DOCUMENT —
Block and Block Storage Processing

Summary

“Block Processing” involves sequentially crawling the Blockchain and injecting your own functionality to handle the data. Nethereum looks after the navigation, retrieval, decoding and progress monitoring whilst you can concentrate on your specific needs. You have the choice of handling all of the data or a subset.

What it’s good for!

The processing components are primarily designed for longer running processes, where an app, process, thread or service is dedicated to continually processing Blockchain data. It provides the scaffolding for a dedicated process which allows developers to easily plug in the required handling code. It’s often used to write Blockchain data to a database (see web3.Processing.Blocks.CreateBlockStorageProcessor) and Nethereum provides several adaptors for different databases.

WRITTEN TASK A —
Copy from the listing every line, starting with the line that contains "panel-title: [80+] [493, 714, 548, 736]" and going on through the line that contains "x-tick-label: 2015-01-01 [46, 518, 110, 531]", keeping each one unchanged.
The listing that follows is unrelated to the block processing page above and comes from a different source.

INFORMATION PROVIDED —
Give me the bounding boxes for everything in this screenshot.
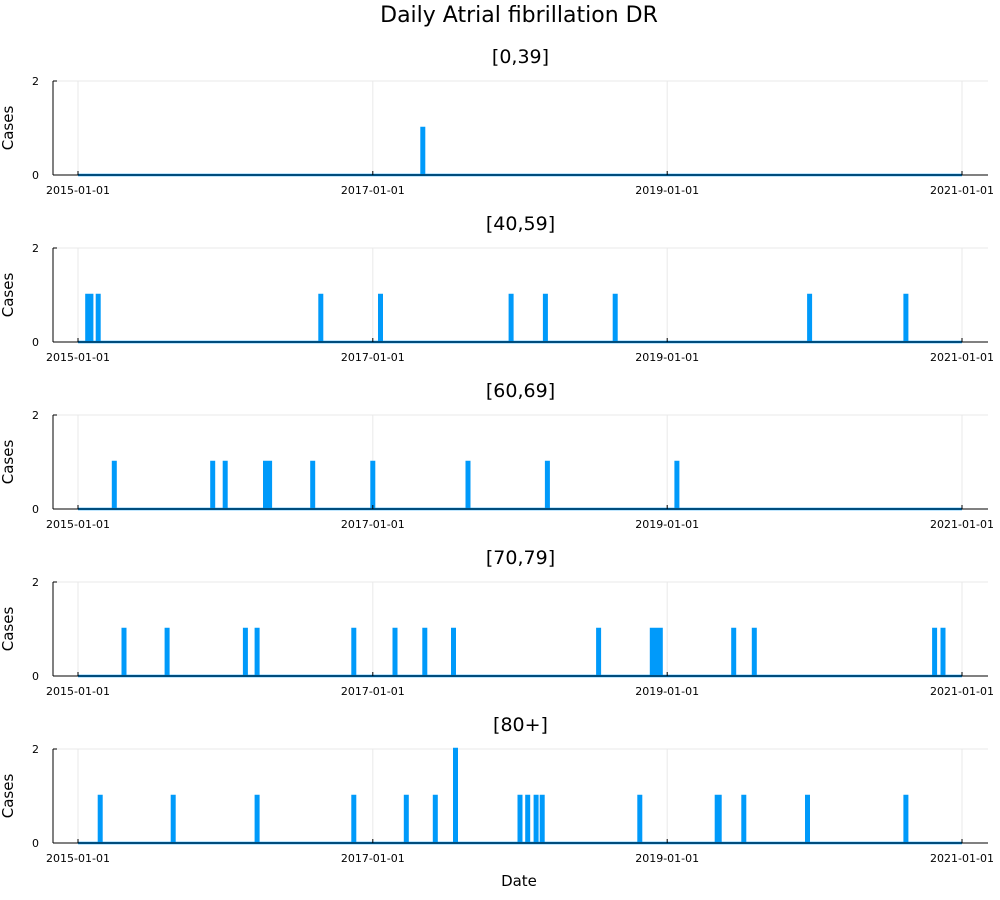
panel-title: [80+] [493, 714, 548, 736]
y-tick-label: 0 [32, 336, 39, 349]
panel-title: [60,69] [486, 380, 555, 402]
panel-title: [0,39] [492, 46, 549, 68]
panel-title: [40,59] [486, 213, 555, 235]
y-axis-label: Cases [0, 440, 17, 485]
x-axis-label: Date [501, 872, 537, 890]
y-tick-label: 2 [32, 576, 39, 589]
x-tick-label: 2017-01-01 [341, 351, 405, 364]
x-tick-label: 2015-01-01 [46, 685, 110, 698]
y-tick-label: 0 [32, 503, 39, 516]
y-axis-label: Cases [0, 106, 17, 151]
y-tick-label: 0 [32, 169, 39, 182]
x-tick-label: 2017-01-01 [341, 184, 405, 197]
chart-title: Daily Atrial fibrillation DR [380, 3, 658, 28]
x-tick-label: 2019-01-01 [635, 351, 699, 364]
y-axis-label: Cases [0, 774, 17, 819]
x-tick-label: 2021-01-01 [930, 852, 994, 865]
x-tick-label: 2019-01-01 [635, 685, 699, 698]
x-tick-label: 2017-01-01 [341, 518, 405, 531]
y-axis-label: Cases [0, 273, 17, 318]
panel-2: [60,69] 0 2 2015-01-01 2017-01-01 2019-01-01 2… [0, 380, 994, 531]
y-tick-label: 2 [32, 409, 39, 422]
series-line [78, 627, 962, 678]
series-line [78, 293, 962, 344]
panel-0: [0,39] 0 2 2015-01-01 2017-01-01 2019-01-01 20… [0, 46, 994, 197]
x-tick-label: 2021-01-01 [930, 184, 994, 197]
x-tick-label: 2019-01-01 [635, 184, 699, 197]
x-tick-label: 2015-01-01 [46, 184, 110, 197]
panel-title: [70,79] [486, 547, 555, 569]
y-tick-label: 0 [32, 670, 39, 683]
x-tick-label: 2021-01-01 [930, 351, 994, 364]
x-tick-label: 2019-01-01 [635, 852, 699, 865]
panel-3: [70,79] 0 2 2015-01-01 2017-01-01 2019-01-01 2… [0, 547, 994, 698]
x-tick-label: 2017-01-01 [341, 685, 405, 698]
series-line [78, 126, 962, 177]
series-line [78, 460, 962, 511]
x-tick-label: 2017-01-01 [341, 852, 405, 865]
y-tick-label: 0 [32, 837, 39, 850]
x-tick-label: 2015-01-01 [46, 518, 110, 531]
x-tick-label: 2021-01-01 [930, 518, 994, 531]
x-tick-label: 2015-01-01 [46, 351, 110, 364]
panel-4: [80+] 0 2 2015-01-01 2017-01-01 2019-01-01 202… [0, 714, 994, 865]
x-tick-label: 2015-01-01 [46, 852, 110, 865]
y-tick-label: 2 [32, 743, 39, 756]
panel-1: [40,59] 0 2 2015-01-01 2017-01-01 2019-01-01 2… [0, 213, 994, 364]
x-tick-label: 2021-01-01 [930, 685, 994, 698]
x-tick-label: 2019-01-01 [635, 518, 699, 531]
y-tick-label: 2 [32, 75, 39, 88]
y-axis-label: Cases [0, 607, 17, 652]
y-tick-label: 2 [32, 242, 39, 255]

WRITTEN TASK B —
According to the block processing page, what four things does Nethereum look after during block processing?

PROBLEM SOLUTION A —
panel-title: [80+] [493, 714, 548, 736]
y-tick-label: 0 [32, 336, 39, 349]
panel-title: [60,69] [486, 380, 555, 402]
panel-title: [0,39] [492, 46, 549, 68]
panel-title: [40,59] [486, 213, 555, 235]
y-axis-label: Cases [0, 440, 17, 485]
x-axis-label: Date [501, 872, 537, 890]
y-tick-label: 2 [32, 576, 39, 589]
x-tick-label: 2017-01-01 [341, 351, 405, 364]
x-tick-label: 2015-01-01 [46, 685, 110, 698]
y-tick-label: 0 [32, 503, 39, 516]
y-axis-label: Cases [0, 106, 17, 151]
y-tick-label: 0 [32, 169, 39, 182]
x-tick-label: 2017-01-01 [341, 184, 405, 197]
chart-title: Daily Atrial fibrillation DR [380, 3, 658, 28]
x-tick-label: 2019-01-01 [635, 351, 699, 364]
y-axis-label: Cases [0, 774, 17, 819]
x-tick-label: 2021-01-01 [930, 852, 994, 865]
x-tick-label: 2019-01-01 [635, 685, 699, 698]
x-tick-label: 2017-01-01 [341, 518, 405, 531]
y-axis-label: Cases [0, 273, 17, 318]
panel-2: [60,69] 0 2 2015-01-01 2017-01-01 2019-01-01 2… [0, 380, 994, 531]
y-tick-label: 2 [32, 409, 39, 422]
series-line [78, 627, 962, 678]
series-line [78, 293, 962, 344]
panel-0: [0,39] 0 2 2015-01-01 2017-01-01 2019-01-01 20… [0, 46, 994, 197]
x-tick-label: 2021-01-01 [930, 184, 994, 197]
x-tick-label: 2019-01-01 [635, 184, 699, 197]
x-tick-label: 2015-01-01 [46, 184, 110, 197]
panel-title: [70,79] [486, 547, 555, 569]
y-tick-label: 0 [32, 670, 39, 683]
x-tick-label: 2021-01-01 [930, 351, 994, 364]
x-tick-label: 2019-01-01 [635, 852, 699, 865]
panel-3: [70,79] 0 2 2015-01-01 2017-01-01 2019-01-01 2… [0, 547, 994, 698]
x-tick-label: 2017-01-01 [341, 685, 405, 698]
series-line [78, 126, 962, 177]
series-line [78, 460, 962, 511]
x-tick-label: 2017-01-01 [341, 852, 405, 865]
y-tick-label: 0 [32, 837, 39, 850]
x-tick-label: 2015-01-01 [46, 518, 110, 531]

PROBLEM SOLUTION B —
Navigation, retrieval, decoding and progress monitoring.